=== WHAT YOU WILL DO ===
All of the lines below are to be printed again exactly; images are excluded from the output.

=== PROVIDED INFORMATION ===
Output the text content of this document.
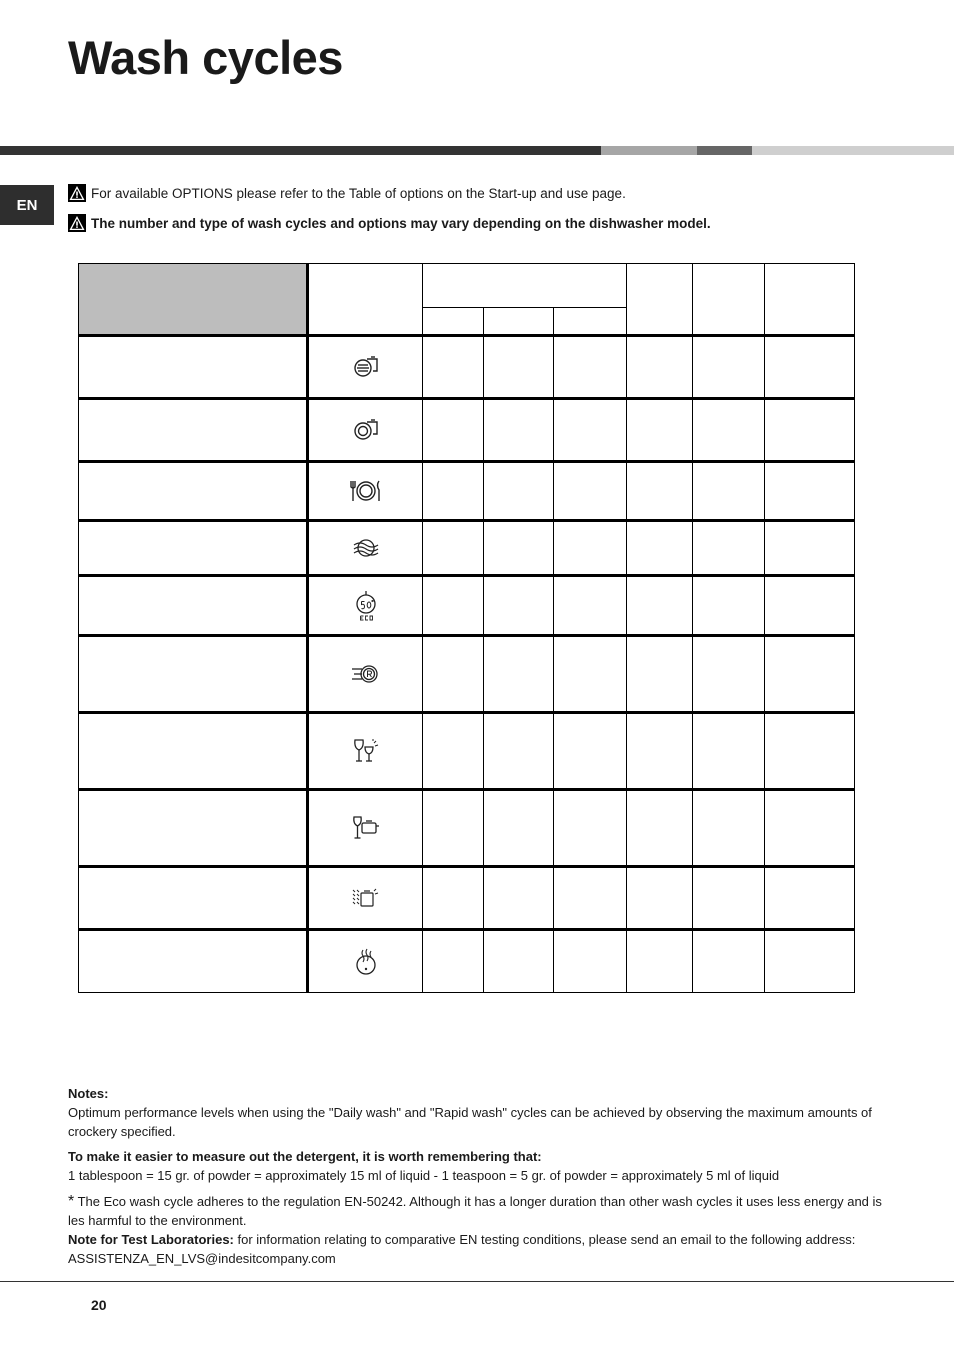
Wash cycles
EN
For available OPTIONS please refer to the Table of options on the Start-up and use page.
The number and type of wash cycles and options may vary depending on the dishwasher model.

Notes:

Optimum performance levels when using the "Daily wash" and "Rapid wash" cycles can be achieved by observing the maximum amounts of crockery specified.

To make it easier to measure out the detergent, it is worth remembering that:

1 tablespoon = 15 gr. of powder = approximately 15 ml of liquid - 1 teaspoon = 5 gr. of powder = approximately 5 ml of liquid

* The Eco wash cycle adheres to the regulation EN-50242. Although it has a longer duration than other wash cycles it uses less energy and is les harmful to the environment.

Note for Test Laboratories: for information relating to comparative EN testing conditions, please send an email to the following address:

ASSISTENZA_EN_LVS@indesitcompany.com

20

=== COMPLETED TASK ===
Output the text content of this document.
Wash cycles
EN
For available OPTIONS please refer to the Table of options on the Start-up and use page.
The number and type of wash cycles and options may vary depending on the dishwasher model.

Notes:

Optimum performance levels when using the "Daily wash" and "Rapid wash" cycles can be achieved by observing the maximum amounts of crockery specified.

To make it easier to measure out the detergent, it is worth remembering that:

1 tablespoon = 15 gr. of powder = approximately 15 ml of liquid - 1 teaspoon = 5 gr. of powder = approximately 5 ml of liquid

* The Eco wash cycle adheres to the regulation EN-50242. Although it has a longer duration than other wash cycles it uses less energy and is les harmful to the environment.

Note for Test Laboratories: for information relating to comparative EN testing conditions, please send an email to the following address:

ASSISTENZA_EN_LVS@indesitcompany.com

20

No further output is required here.